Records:
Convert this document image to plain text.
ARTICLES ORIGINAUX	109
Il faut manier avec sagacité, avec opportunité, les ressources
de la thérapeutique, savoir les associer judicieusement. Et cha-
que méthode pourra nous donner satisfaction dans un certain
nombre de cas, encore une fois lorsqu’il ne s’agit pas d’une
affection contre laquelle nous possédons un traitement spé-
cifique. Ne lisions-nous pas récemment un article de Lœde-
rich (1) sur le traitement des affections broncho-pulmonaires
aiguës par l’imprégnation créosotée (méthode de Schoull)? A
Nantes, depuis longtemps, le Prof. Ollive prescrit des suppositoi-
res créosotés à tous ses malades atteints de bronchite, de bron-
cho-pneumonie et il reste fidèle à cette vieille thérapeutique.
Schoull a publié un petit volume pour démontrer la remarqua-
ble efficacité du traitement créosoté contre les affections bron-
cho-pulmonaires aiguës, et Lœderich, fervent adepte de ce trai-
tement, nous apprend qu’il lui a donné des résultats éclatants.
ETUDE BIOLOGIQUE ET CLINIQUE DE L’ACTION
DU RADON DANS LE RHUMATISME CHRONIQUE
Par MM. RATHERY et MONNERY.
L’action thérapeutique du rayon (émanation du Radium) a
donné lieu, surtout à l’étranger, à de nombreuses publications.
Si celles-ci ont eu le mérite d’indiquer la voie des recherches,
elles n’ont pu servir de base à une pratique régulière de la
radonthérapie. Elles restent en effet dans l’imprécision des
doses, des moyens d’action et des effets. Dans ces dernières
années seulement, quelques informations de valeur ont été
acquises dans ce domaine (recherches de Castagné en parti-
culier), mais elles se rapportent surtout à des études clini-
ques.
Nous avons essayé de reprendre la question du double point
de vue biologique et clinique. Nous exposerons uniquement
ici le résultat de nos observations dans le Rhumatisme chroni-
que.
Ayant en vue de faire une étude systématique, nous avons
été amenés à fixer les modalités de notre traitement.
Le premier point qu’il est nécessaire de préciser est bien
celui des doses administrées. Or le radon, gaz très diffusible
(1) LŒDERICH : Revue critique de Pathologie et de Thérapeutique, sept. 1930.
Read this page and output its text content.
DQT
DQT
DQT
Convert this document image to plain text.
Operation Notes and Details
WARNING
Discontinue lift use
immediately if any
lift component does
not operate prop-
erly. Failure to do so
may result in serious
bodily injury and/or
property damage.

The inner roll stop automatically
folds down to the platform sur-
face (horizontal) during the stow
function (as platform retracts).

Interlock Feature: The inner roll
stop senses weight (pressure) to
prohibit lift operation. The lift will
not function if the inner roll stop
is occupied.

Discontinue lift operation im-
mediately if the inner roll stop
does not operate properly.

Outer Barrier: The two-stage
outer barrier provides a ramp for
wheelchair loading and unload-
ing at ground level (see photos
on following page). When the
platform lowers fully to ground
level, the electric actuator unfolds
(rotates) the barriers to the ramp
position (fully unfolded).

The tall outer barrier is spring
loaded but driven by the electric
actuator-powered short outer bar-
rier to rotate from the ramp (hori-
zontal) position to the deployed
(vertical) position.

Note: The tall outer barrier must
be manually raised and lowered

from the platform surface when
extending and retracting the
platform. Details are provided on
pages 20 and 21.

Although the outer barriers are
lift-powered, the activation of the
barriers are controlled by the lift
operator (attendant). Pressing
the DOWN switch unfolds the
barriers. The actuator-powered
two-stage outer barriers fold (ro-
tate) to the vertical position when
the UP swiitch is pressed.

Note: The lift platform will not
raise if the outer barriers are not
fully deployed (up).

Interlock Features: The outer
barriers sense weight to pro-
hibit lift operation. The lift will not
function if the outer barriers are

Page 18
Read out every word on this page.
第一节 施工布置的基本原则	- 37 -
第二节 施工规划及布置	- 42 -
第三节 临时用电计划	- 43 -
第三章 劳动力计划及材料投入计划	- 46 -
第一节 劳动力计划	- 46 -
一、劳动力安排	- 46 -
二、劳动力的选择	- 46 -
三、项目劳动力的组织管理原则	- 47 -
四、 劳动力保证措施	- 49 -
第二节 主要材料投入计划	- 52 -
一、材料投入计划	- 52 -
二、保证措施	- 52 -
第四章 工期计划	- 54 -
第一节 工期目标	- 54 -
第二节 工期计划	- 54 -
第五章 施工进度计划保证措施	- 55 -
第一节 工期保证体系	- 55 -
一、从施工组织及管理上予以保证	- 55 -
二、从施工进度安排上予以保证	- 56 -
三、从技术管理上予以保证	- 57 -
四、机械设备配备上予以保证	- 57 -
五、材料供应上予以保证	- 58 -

> **WHAT THE TASK REQUIRES**: Copy out every line of the data above, exactly as given.

> **WRITTEN ANSWER**:
Convert this document image to plain text.
ARTICLES ORIGINAUX	109
Il faut manier avec sagacité, avec opportunité, les ressources
de la thérapeutique, savoir les associer judicieusement. Et cha-
que méthode pourra nous donner satisfaction dans un certain
nombre de cas, encore une fois lorsqu’il ne s’agit pas d’une
affection contre laquelle nous possédons un traitement spé-
cifique. Ne lisions-nous pas récemment un article de Lœde-
rich (1) sur le traitement des affections broncho-pulmonaires
aiguës par l’imprégnation créosotée (méthode de Schoull)? A
Nantes, depuis longtemps, le Prof. Ollive prescrit des suppositoi-
res créosotés à tous ses malades atteints de bronchite, de bron-
cho-pneumonie et il reste fidèle à cette vieille thérapeutique.
Schoull a publié un petit volume pour démontrer la remarqua-
ble efficacité du traitement créosoté contre les affections bron-
cho-pulmonaires aiguës, et Lœderich, fervent adepte de ce trai-
tement, nous apprend qu’il lui a donné des résultats éclatants.
ETUDE BIOLOGIQUE ET CLINIQUE DE L’ACTION
DU RADON DANS LE RHUMATISME CHRONIQUE
Par MM. RATHERY et MONNERY.
L’action thérapeutique du rayon (émanation du Radium) a
donné lieu, surtout à l’étranger, à de nombreuses publications.
Si celles-ci ont eu le mérite d’indiquer la voie des recherches,
elles n’ont pu servir de base à une pratique régulière de la
radonthérapie. Elles restent en effet dans l’imprécision des
doses, des moyens d’action et des effets. Dans ces dernières
années seulement, quelques informations de valeur ont été
acquises dans ce domaine (recherches de Castagné en parti-
culier), mais elles se rapportent surtout à des études clini-
ques.
Nous avons essayé de reprendre la question du double point
de vue biologique et clinique. Nous exposerons uniquement
ici le résultat de nos observations dans le Rhumatisme chroni-
que.
Ayant en vue de faire une étude systématique, nous avons
été amenés à fixer les modalités de notre traitement.
Le premier point qu’il est nécessaire de préciser est bien
celui des doses administrées. Or le radon, gaz très diffusible
(1) LŒDERICH : Revue critique de Pathologie et de Thérapeutique, sept. 1930.
Read this page and output its text content.
DQT
DQT
DQT
Convert this document image to plain text.
Operation Notes and Details
WARNING
Discontinue lift use
immediately if any
lift component does
not operate prop-
erly. Failure to do so
may result in serious
bodily injury and/or
property damage.

The inner roll stop automatically
folds down to the platform sur-
face (horizontal) during the stow
function (as platform retracts).

Interlock Feature: The inner roll
stop senses weight (pressure) to
prohibit lift operation. The lift will
not function if the inner roll stop
is occupied.

Discontinue lift operation im-
mediately if the inner roll stop
does not operate properly.

Outer Barrier: The two-stage
outer barrier provides a ramp for
wheelchair loading and unload-
ing at ground level (see photos
on following page). When the
platform lowers fully to ground
level, the electric actuator unfolds
(rotates) the barriers to the ramp
position (fully unfolded).

The tall outer barrier is spring
loaded but driven by the electric
actuator-powered short outer bar-
rier to rotate from the ramp (hori-
zontal) position to the deployed
(vertical) position.

Note: The tall outer barrier must
be manually raised and lowered

from the platform surface when
extending and retracting the
platform. Details are provided on
pages 20 and 21.

Although the outer barriers are
lift-powered, the activation of the
barriers are controlled by the lift
operator (attendant). Pressing
the DOWN switch unfolds the
barriers. The actuator-powered
two-stage outer barriers fold (ro-
tate) to the vertical position when
the UP swiitch is pressed.

Note: The lift platform will not
raise if the outer barriers are not
fully deployed (up).

Interlock Features: The outer
barriers sense weight to pro-
hibit lift operation. The lift will not
function if the outer barriers are

Page 18
Read out every word on this page.
第一节 施工布置的基本原则	- 37 -
第二节 施工规划及布置	- 42 -
第三节 临时用电计划	- 43 -
第三章 劳动力计划及材料投入计划	- 46 -
第一节 劳动力计划	- 46 -
一、劳动力安排	- 46 -
二、劳动力的选择	- 46 -
三、项目劳动力的组织管理原则	- 47 -
四、 劳动力保证措施	- 49 -
第二节 主要材料投入计划	- 52 -
一、材料投入计划	- 52 -
二、保证措施	- 52 -
第四章 工期计划	- 54 -
第一节 工期目标	- 54 -
第二节 工期计划	- 54 -
第五章 施工进度计划保证措施	- 55 -
第一节 工期保证体系	- 55 -
一、从施工组织及管理上予以保证	- 55 -
二、从施工进度安排上予以保证	- 56 -
三、从技术管理上予以保证	- 57 -
四、机械设备配备上予以保证	- 57 -
五、材料供应上予以保证	- 58 -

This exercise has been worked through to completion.